[begin Supplied data]
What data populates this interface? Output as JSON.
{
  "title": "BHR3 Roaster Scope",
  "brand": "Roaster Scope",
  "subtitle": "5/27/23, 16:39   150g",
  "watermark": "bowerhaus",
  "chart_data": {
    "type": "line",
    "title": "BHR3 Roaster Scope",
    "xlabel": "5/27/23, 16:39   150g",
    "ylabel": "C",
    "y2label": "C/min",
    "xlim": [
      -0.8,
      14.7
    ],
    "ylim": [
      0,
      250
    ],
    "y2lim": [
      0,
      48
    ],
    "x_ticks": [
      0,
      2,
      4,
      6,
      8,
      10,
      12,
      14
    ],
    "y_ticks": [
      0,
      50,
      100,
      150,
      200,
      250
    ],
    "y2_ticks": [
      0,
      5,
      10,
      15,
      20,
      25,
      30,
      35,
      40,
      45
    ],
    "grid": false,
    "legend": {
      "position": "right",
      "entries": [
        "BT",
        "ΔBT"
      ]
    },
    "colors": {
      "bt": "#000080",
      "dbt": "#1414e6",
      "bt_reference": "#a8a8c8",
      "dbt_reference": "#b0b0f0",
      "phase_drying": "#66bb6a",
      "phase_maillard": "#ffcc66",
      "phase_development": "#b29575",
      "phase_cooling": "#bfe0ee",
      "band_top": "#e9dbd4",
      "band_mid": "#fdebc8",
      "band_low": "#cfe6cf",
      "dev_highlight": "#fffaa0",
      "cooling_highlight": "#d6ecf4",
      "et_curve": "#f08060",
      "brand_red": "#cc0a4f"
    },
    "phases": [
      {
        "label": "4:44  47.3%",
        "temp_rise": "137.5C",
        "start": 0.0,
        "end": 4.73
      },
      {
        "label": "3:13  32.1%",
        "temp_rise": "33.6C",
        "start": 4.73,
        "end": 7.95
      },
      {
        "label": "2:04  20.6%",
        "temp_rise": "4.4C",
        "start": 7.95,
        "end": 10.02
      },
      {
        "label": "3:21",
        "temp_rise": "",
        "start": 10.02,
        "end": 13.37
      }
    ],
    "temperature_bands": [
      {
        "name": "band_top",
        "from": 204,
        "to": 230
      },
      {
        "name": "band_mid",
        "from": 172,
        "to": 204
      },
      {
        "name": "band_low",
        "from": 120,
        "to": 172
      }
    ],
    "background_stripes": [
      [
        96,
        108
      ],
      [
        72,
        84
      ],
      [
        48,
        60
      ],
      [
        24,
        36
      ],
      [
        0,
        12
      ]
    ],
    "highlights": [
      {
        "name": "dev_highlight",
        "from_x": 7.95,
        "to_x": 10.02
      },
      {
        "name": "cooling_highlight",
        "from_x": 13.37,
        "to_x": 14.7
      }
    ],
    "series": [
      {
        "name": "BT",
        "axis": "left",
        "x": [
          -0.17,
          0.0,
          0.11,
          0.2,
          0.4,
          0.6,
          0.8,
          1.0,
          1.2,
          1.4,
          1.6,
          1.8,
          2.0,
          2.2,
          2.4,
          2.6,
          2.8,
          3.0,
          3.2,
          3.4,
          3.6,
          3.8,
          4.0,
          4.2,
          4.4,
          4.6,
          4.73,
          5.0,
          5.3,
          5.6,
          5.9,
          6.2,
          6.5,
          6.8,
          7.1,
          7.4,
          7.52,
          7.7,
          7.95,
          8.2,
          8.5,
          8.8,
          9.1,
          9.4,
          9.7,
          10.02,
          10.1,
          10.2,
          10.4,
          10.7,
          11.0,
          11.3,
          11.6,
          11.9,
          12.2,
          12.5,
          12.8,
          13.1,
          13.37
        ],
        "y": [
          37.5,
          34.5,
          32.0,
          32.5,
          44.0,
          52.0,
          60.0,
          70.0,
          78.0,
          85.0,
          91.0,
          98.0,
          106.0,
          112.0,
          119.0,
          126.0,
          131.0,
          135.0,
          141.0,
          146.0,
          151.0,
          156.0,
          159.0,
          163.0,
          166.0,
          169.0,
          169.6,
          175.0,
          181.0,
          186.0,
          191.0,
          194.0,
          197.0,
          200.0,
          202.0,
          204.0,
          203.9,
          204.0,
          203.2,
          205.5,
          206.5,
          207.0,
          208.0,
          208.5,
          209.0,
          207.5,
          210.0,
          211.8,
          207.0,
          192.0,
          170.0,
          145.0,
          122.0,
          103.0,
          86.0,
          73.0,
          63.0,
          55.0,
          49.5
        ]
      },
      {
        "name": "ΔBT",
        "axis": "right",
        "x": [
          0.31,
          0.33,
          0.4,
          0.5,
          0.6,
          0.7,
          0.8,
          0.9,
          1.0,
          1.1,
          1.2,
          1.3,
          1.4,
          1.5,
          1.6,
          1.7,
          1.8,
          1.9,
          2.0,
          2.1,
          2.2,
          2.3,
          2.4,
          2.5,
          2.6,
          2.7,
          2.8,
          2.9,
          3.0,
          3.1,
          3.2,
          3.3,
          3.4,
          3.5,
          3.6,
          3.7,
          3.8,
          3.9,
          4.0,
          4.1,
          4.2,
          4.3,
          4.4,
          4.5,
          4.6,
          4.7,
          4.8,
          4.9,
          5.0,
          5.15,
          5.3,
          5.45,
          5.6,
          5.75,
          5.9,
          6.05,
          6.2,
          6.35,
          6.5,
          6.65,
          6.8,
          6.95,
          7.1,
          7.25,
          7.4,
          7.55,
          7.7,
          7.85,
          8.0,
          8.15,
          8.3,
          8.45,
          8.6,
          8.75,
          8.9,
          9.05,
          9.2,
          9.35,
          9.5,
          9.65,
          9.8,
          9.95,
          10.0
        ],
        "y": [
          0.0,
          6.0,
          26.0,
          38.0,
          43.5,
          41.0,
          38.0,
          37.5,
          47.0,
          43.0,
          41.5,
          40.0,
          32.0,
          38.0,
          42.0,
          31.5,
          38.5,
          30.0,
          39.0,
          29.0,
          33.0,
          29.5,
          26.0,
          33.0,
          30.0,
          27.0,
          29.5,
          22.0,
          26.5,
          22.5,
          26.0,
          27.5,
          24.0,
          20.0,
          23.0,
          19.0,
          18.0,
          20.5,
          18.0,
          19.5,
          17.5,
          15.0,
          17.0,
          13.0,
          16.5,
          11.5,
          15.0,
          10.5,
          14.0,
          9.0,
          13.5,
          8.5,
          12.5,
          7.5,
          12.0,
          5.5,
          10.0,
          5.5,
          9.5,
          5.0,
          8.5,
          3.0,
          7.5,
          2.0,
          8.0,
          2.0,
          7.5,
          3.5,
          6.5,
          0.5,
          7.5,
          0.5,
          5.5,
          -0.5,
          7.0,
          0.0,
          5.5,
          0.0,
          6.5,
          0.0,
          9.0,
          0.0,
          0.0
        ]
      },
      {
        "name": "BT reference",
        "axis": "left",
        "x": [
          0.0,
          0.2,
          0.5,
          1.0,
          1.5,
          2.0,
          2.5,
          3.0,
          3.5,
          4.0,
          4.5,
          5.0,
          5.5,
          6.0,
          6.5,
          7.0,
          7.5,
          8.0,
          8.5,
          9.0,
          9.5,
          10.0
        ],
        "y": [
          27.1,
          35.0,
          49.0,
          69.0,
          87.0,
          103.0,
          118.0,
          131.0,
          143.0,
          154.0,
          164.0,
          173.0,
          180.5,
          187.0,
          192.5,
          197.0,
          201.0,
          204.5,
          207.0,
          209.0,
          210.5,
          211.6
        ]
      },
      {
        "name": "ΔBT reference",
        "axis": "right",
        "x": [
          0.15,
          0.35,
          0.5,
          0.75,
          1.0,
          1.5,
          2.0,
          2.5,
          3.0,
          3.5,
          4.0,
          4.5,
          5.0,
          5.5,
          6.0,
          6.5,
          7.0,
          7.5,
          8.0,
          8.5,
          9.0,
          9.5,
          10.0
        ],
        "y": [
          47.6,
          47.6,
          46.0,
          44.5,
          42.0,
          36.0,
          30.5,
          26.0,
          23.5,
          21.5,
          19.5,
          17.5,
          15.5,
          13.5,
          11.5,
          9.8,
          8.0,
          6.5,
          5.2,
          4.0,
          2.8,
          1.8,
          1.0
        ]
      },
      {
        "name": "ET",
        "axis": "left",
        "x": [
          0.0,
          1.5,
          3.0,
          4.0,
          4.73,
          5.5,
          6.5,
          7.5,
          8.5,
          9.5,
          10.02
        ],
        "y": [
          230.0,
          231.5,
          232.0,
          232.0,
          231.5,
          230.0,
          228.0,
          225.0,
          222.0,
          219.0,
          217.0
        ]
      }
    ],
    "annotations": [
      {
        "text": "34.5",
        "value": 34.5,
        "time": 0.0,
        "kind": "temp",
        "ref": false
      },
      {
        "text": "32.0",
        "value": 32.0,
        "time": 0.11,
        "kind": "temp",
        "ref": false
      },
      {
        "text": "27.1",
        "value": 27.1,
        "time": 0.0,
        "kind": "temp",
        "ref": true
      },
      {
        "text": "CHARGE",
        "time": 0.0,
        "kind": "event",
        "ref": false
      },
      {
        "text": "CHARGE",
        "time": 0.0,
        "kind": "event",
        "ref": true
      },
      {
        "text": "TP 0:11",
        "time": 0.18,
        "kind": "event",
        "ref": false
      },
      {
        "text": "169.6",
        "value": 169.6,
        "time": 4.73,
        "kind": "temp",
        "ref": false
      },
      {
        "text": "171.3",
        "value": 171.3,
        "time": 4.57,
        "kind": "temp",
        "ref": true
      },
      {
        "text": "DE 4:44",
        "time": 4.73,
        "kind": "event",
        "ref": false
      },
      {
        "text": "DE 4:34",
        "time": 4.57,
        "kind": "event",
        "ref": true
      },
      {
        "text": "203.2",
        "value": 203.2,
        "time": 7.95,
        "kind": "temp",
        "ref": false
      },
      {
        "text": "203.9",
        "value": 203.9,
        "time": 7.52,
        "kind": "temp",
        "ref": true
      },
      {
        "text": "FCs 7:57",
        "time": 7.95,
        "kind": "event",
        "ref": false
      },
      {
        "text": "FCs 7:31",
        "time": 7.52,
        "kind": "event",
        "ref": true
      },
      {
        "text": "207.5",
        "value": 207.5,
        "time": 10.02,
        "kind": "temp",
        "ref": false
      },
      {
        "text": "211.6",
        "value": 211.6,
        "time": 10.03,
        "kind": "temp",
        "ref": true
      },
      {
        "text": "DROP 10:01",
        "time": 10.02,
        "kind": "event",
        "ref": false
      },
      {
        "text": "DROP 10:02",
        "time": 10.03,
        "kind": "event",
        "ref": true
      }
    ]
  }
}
[end Supplied data]
**Short task**
Gather up the lines containing the word "Roaster" from these records and copy them.

**Result for this task**
  "title": "BHR3 Roaster Scope",
  "brand": "Roaster Scope",
    "title": "BHR3 Roaster Scope",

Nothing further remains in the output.